--- start Stored rows ---

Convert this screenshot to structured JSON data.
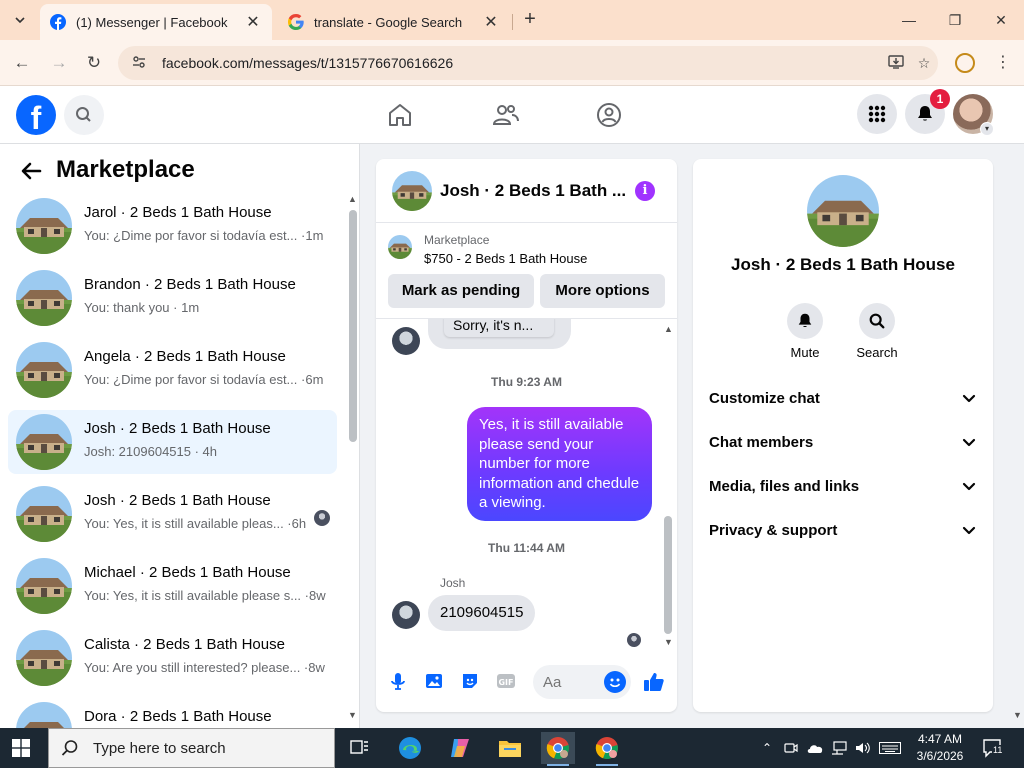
{
  "browser": {
    "tabs": [
      {
        "title": "(1) Messenger | Facebook",
        "active": true
      },
      {
        "title": "translate - Google Search",
        "active": false
      }
    ],
    "url": "facebook.com/messages/t/1315776670616626"
  },
  "header": {
    "notification_count": "1"
  },
  "sidebar": {
    "title": "Marketplace",
    "conversations": [
      {
        "name": "Jarol · 2 Beds 1 Bath House",
        "snippet": "You: ¿Dime por favor si todavía est... ·1m",
        "selected": false,
        "seen": false
      },
      {
        "name": "Brandon · 2 Beds 1 Bath House",
        "snippet": "You: thank you · 1m",
        "selected": false,
        "seen": false
      },
      {
        "name": "Angela · 2 Beds 1 Bath House",
        "snippet": "You: ¿Dime por favor si todavía est... ·6m",
        "selected": false,
        "seen": false
      },
      {
        "name": "Josh · 2 Beds 1 Bath House",
        "snippet": "Josh: 2109604515 · 4h",
        "selected": true,
        "seen": false
      },
      {
        "name": "Josh · 2 Beds 1 Bath House",
        "snippet": "You: Yes, it is still available pleas... ·6h",
        "selected": false,
        "seen": true
      },
      {
        "name": "Michael · 2 Beds 1 Bath House",
        "snippet": "You: Yes, it is still available please s... ·8w",
        "selected": false,
        "seen": false
      },
      {
        "name": "Calista · 2 Beds 1 Bath House",
        "snippet": "You: Are you still interested? please... ·8w",
        "selected": false,
        "seen": false
      },
      {
        "name": "Dora · 2 Beds 1 Bath House",
        "snippet": "",
        "selected": false,
        "seen": false
      }
    ]
  },
  "chat": {
    "title": "Josh · 2 Beds 1 Bath ...",
    "listing_label": "Marketplace",
    "listing_price": "$750 - 2 Beds 1 Bath House",
    "mark_pending": "Mark as pending",
    "more_options": "More options",
    "partial_bubble": "Sorry, it's n...",
    "timestamp_1": "Thu 9:23 AM",
    "my_message": "Yes, it is still available please send your number for more information and chedule a viewing.",
    "timestamp_2": "Thu 11:44 AM",
    "sender_name": "Josh",
    "their_message": "2109604515",
    "composer_placeholder": "Aa"
  },
  "info_panel": {
    "title": "Josh · 2 Beds 1 Bath House",
    "actions": [
      {
        "label": "Mute",
        "icon": "bell-icon"
      },
      {
        "label": "Search",
        "icon": "search-icon"
      }
    ],
    "sections": [
      "Customize chat",
      "Chat members",
      "Media, files and links",
      "Privacy & support"
    ]
  },
  "taskbar": {
    "search_placeholder": "Type here to search",
    "time": "4:47 AM",
    "date": "3/6/2026",
    "notification_count": "11"
  },
  "colors": {
    "accent_blue": "#0866ff",
    "bubble_purple": "#8a38fb",
    "tab_strip": "#fbe0cc"
  }
}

--- end Stored rows ---

* Problem to solve
Identify every line holding the word "title" and copy it out.

* Answer to the problem
        "title": "(1) Messenger | Facebook",
        "title": "translate - Google Search",
    "title": "Marketplace",
    "title": "Josh · 2 Beds 1 Bath ...",
    "title": "Josh · 2 Beds 1 Bath House",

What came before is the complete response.